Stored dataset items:
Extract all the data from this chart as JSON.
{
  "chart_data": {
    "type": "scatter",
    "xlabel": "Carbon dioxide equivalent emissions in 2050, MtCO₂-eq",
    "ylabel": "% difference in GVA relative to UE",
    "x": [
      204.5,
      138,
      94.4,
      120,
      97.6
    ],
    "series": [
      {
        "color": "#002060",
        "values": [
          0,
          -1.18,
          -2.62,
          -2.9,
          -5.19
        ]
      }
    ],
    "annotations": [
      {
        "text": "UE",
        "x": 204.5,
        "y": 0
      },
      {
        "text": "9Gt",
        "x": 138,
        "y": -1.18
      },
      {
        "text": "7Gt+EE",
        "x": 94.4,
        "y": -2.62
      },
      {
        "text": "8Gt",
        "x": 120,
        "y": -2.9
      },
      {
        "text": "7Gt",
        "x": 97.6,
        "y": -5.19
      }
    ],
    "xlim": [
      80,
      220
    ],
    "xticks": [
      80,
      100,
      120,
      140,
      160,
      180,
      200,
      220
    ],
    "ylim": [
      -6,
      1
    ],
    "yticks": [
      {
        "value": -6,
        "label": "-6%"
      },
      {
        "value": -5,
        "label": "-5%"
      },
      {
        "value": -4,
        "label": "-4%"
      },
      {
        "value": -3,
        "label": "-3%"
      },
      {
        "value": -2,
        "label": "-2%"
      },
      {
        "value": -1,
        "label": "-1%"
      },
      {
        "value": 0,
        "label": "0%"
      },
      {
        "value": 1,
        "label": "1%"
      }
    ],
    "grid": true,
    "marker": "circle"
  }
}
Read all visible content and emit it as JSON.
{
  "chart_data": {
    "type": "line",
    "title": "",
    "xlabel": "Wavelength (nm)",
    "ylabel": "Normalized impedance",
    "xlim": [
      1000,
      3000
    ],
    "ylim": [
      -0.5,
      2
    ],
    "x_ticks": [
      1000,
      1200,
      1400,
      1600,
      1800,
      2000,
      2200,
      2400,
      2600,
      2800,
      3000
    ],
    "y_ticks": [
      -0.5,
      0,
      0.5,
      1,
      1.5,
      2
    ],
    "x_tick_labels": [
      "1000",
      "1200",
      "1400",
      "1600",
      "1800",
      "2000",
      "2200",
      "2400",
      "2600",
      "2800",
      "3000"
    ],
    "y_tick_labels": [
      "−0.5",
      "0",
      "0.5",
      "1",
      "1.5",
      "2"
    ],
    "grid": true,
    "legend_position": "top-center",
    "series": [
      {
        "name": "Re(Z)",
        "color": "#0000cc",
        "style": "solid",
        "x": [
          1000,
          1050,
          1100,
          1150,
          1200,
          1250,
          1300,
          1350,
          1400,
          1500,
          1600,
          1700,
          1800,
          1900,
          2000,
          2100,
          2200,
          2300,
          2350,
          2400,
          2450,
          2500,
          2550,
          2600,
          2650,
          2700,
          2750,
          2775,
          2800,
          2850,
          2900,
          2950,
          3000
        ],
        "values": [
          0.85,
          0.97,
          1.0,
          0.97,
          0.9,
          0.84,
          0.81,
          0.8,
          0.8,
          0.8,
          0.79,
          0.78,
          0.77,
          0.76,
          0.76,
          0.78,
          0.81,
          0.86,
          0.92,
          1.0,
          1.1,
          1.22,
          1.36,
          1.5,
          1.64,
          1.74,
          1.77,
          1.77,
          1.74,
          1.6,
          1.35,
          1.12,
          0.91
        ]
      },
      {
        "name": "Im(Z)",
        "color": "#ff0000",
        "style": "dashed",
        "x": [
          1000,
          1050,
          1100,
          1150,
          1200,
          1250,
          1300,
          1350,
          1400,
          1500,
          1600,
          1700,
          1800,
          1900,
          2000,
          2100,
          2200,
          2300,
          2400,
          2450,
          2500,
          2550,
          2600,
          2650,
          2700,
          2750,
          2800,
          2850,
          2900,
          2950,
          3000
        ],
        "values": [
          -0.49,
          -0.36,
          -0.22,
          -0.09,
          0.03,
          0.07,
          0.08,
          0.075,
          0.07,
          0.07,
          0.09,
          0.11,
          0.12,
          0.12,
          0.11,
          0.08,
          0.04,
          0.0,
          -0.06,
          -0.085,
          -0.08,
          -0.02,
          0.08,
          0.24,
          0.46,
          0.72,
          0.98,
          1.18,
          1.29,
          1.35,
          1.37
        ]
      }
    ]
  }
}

● **Problem statement**: Using the records given above, list every line that includes the word "xlabel".

● **Solution below**:
    "xlabel": "Carbon dioxide equivalent emissions in 2050, MtCO₂-eq",
    "xlabel": "Wavelength (nm)",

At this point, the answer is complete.